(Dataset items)
--------------------

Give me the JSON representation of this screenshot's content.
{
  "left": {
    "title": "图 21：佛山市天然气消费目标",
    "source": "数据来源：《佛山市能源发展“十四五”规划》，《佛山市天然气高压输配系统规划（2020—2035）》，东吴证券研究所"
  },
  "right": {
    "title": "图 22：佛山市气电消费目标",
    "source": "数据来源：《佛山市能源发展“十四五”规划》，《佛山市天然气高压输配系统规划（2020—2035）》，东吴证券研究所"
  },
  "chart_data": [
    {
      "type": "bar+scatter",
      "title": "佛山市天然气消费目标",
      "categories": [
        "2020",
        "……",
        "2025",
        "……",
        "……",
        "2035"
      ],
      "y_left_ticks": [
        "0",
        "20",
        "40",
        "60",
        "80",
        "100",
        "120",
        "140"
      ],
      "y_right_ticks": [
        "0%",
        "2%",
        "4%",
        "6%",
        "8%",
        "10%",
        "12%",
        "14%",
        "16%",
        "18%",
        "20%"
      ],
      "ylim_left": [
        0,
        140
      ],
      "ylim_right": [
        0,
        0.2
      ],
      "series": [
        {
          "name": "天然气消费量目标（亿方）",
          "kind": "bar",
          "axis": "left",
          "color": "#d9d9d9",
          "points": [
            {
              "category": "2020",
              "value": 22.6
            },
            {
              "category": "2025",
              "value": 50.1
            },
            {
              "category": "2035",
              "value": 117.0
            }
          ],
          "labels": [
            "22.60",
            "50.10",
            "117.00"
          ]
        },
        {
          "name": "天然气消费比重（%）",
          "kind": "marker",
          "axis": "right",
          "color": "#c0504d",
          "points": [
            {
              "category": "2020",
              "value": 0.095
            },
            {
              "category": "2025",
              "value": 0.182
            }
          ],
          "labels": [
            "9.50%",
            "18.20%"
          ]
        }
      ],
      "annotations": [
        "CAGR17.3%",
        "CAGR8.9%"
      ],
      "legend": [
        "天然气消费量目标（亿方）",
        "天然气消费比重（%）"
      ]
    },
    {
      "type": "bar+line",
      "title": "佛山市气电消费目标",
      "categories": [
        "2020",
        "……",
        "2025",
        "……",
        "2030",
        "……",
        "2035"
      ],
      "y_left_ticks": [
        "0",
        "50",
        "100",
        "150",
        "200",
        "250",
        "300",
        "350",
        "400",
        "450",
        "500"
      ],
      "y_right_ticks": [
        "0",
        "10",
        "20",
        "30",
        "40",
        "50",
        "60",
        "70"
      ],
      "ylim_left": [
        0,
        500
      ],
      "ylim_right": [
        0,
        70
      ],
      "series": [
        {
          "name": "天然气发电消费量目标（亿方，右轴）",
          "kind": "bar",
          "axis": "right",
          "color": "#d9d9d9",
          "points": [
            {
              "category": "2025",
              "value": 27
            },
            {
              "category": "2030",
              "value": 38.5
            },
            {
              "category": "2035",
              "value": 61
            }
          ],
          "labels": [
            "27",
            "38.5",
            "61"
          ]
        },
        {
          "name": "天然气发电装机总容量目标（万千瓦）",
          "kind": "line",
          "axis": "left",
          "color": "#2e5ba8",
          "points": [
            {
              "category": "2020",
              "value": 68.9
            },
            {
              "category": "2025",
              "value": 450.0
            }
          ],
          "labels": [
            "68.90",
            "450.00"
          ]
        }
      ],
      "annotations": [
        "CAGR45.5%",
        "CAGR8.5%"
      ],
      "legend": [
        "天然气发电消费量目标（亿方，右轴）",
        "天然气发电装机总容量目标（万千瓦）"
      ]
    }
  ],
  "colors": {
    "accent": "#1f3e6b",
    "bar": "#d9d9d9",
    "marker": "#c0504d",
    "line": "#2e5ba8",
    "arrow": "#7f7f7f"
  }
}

--------------------

## GIVEN INSTRUCTION
Spot every line that holds "佛山市气电消费目标" and copy it.

## COMPLETE RESPONSE
    "title": "图 22：佛山市气电消费目标",
      "title": "佛山市气电消费目标",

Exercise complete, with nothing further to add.